Brief:
Copy out each line that includes the word "Suchen".

┏━━

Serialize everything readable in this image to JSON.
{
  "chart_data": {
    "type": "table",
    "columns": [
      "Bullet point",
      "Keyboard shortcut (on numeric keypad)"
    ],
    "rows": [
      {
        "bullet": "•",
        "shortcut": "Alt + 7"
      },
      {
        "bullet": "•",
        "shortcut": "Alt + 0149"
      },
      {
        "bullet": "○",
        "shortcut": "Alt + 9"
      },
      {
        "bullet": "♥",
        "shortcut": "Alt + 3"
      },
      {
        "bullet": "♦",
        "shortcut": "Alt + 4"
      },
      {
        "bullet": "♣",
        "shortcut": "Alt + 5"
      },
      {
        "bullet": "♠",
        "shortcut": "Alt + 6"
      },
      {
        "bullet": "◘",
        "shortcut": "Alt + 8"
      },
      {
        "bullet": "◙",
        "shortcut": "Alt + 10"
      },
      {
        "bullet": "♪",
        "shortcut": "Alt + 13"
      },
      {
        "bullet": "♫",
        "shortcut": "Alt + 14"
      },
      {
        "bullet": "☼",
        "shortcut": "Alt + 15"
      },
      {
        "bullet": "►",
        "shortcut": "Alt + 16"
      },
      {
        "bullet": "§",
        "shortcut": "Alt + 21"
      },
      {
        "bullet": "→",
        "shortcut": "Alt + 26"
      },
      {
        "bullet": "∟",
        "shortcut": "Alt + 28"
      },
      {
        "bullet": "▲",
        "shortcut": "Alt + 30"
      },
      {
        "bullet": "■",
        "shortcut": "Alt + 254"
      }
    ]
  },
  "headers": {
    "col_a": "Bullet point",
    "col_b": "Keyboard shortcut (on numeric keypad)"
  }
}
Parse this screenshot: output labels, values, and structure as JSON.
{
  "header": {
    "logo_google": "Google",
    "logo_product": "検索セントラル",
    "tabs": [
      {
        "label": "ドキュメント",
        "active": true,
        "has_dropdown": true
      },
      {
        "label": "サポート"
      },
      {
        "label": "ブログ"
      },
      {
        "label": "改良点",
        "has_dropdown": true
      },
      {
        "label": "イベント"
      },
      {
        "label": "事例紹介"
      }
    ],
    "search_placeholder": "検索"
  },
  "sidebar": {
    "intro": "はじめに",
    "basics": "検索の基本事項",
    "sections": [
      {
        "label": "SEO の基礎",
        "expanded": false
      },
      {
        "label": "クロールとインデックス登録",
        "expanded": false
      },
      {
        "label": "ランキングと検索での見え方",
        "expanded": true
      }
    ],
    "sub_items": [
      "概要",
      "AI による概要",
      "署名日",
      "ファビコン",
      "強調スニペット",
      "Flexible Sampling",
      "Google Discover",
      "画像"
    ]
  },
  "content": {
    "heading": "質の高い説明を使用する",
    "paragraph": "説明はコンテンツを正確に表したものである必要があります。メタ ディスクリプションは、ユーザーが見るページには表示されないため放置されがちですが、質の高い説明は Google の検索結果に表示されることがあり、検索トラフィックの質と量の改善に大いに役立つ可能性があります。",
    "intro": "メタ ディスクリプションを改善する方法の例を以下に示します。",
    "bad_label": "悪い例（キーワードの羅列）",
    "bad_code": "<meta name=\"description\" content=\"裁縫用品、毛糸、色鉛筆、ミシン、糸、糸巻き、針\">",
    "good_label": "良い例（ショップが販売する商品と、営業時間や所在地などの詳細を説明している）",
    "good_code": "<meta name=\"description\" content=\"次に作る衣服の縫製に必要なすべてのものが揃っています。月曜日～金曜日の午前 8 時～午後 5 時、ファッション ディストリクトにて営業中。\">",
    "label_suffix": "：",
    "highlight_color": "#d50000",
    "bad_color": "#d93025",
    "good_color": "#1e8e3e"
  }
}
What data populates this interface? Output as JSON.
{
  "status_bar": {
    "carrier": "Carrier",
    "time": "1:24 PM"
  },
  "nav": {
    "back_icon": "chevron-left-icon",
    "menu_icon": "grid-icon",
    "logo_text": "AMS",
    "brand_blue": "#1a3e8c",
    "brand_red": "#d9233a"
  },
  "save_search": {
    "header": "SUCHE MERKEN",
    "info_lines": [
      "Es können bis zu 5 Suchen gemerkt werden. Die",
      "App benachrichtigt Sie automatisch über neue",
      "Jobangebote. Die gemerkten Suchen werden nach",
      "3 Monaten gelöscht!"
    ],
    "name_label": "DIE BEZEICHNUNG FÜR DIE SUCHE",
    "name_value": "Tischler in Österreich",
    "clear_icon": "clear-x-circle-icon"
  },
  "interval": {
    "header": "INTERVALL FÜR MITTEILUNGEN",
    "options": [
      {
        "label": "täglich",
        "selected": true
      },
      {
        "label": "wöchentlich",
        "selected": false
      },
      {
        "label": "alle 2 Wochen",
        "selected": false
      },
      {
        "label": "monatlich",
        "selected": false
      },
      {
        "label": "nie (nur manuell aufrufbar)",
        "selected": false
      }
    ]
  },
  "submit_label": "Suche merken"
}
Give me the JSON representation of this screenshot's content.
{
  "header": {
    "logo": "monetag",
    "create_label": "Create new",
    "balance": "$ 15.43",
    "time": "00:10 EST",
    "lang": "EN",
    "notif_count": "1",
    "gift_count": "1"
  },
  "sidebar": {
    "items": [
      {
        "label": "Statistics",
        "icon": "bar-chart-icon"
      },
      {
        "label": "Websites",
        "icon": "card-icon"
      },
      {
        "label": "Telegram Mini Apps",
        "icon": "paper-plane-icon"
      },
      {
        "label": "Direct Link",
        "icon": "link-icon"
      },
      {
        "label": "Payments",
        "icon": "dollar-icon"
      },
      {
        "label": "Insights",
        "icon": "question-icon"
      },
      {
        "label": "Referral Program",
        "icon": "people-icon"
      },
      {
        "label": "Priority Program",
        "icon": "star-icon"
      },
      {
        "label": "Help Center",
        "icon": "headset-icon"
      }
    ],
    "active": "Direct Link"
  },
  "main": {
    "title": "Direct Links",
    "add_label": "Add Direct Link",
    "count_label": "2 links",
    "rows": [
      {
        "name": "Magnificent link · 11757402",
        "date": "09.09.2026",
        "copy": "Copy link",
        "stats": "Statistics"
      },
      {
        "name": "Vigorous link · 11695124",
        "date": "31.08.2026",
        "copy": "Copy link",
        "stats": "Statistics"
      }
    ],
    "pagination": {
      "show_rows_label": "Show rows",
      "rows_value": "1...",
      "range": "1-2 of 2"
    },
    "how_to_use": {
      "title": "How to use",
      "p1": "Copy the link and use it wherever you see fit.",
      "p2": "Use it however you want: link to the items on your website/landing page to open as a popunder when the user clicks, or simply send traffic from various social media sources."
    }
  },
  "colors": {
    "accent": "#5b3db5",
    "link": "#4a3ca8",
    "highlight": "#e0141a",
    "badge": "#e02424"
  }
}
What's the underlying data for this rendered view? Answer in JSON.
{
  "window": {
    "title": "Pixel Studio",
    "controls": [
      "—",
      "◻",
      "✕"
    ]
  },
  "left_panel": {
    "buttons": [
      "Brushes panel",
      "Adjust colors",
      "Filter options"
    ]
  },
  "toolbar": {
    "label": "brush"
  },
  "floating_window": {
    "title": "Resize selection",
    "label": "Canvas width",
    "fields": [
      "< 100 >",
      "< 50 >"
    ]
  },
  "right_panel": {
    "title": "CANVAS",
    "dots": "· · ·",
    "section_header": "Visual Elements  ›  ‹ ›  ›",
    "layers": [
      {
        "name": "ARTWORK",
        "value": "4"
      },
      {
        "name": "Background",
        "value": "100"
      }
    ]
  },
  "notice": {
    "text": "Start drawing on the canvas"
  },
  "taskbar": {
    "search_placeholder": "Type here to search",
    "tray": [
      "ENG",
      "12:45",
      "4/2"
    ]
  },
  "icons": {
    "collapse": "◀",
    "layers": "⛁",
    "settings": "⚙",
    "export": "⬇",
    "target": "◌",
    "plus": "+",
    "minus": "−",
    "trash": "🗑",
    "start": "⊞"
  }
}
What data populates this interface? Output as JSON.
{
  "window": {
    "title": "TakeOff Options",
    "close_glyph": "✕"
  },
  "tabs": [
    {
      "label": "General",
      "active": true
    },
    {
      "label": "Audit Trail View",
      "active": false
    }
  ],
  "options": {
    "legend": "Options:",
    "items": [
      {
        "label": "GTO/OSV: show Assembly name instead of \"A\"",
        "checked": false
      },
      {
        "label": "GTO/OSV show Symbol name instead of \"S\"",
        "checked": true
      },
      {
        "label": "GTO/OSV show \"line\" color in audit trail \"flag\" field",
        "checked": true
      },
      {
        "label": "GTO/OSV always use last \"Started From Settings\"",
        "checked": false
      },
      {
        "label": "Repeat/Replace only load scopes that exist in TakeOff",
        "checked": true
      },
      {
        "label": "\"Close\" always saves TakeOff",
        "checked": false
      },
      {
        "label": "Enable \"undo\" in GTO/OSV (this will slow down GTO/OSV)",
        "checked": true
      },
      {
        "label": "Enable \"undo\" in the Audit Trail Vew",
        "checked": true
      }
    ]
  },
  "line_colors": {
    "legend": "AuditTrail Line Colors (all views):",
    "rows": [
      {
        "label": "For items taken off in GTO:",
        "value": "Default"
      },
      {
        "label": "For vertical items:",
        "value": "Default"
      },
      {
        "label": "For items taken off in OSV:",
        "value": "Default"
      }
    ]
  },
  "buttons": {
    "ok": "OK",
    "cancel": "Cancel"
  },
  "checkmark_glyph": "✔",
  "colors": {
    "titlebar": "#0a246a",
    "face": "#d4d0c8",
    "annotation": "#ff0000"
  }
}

┗━━

Exercise answer:
      "Es können bis zu 5 Suchen gemerkt werden. Die",
      "Jobangebote. Die gemerkten Suchen werden nach",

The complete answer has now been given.